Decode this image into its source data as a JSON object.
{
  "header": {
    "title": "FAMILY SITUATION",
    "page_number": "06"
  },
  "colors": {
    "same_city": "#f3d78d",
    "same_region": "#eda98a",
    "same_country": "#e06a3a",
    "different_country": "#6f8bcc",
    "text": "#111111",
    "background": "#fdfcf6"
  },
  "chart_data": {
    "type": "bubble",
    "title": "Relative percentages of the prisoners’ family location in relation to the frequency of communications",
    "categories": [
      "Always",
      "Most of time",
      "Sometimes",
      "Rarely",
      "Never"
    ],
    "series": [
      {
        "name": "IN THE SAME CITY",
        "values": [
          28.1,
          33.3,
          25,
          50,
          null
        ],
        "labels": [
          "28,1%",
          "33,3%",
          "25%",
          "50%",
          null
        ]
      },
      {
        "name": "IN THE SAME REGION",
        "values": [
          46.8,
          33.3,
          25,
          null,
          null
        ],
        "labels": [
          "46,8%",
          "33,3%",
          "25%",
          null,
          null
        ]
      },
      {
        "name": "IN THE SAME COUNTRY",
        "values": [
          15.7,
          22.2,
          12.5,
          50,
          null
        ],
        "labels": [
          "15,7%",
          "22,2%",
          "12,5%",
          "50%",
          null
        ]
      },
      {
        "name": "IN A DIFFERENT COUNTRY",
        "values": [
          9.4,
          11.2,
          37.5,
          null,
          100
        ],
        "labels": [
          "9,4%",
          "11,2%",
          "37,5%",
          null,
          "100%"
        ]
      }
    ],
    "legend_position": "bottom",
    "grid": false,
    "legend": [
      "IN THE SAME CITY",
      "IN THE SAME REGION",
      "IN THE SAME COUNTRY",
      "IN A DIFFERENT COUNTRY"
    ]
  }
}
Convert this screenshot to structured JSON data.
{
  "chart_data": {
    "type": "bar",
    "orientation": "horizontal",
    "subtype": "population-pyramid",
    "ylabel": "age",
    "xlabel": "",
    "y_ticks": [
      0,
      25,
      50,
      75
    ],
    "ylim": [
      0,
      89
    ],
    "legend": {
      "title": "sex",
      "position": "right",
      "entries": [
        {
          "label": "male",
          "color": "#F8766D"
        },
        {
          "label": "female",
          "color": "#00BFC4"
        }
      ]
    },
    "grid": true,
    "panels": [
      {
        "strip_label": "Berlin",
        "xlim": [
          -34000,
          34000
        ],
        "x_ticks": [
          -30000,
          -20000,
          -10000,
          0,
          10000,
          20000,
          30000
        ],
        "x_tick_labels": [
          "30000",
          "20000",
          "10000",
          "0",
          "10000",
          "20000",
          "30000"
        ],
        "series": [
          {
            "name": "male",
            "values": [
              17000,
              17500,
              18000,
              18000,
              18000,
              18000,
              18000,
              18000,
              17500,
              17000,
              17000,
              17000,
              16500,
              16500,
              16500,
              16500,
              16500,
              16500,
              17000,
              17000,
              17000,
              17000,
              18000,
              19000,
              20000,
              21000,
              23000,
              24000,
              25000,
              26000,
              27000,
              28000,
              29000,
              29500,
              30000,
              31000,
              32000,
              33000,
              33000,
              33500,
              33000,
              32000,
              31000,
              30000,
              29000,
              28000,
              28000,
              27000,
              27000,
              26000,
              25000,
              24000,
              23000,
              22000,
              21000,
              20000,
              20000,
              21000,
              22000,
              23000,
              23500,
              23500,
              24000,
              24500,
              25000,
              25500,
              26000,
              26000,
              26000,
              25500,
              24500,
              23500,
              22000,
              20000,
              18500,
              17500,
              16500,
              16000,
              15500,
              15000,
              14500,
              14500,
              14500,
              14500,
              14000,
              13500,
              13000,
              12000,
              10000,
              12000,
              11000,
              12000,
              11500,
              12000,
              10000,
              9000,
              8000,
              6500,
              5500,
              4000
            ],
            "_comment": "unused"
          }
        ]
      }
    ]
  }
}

*WHAT YOU SHOULD DO:* In the records above, how many lines contain the word "title"? Give the number alone.

*OUTPUT BELOW:* 3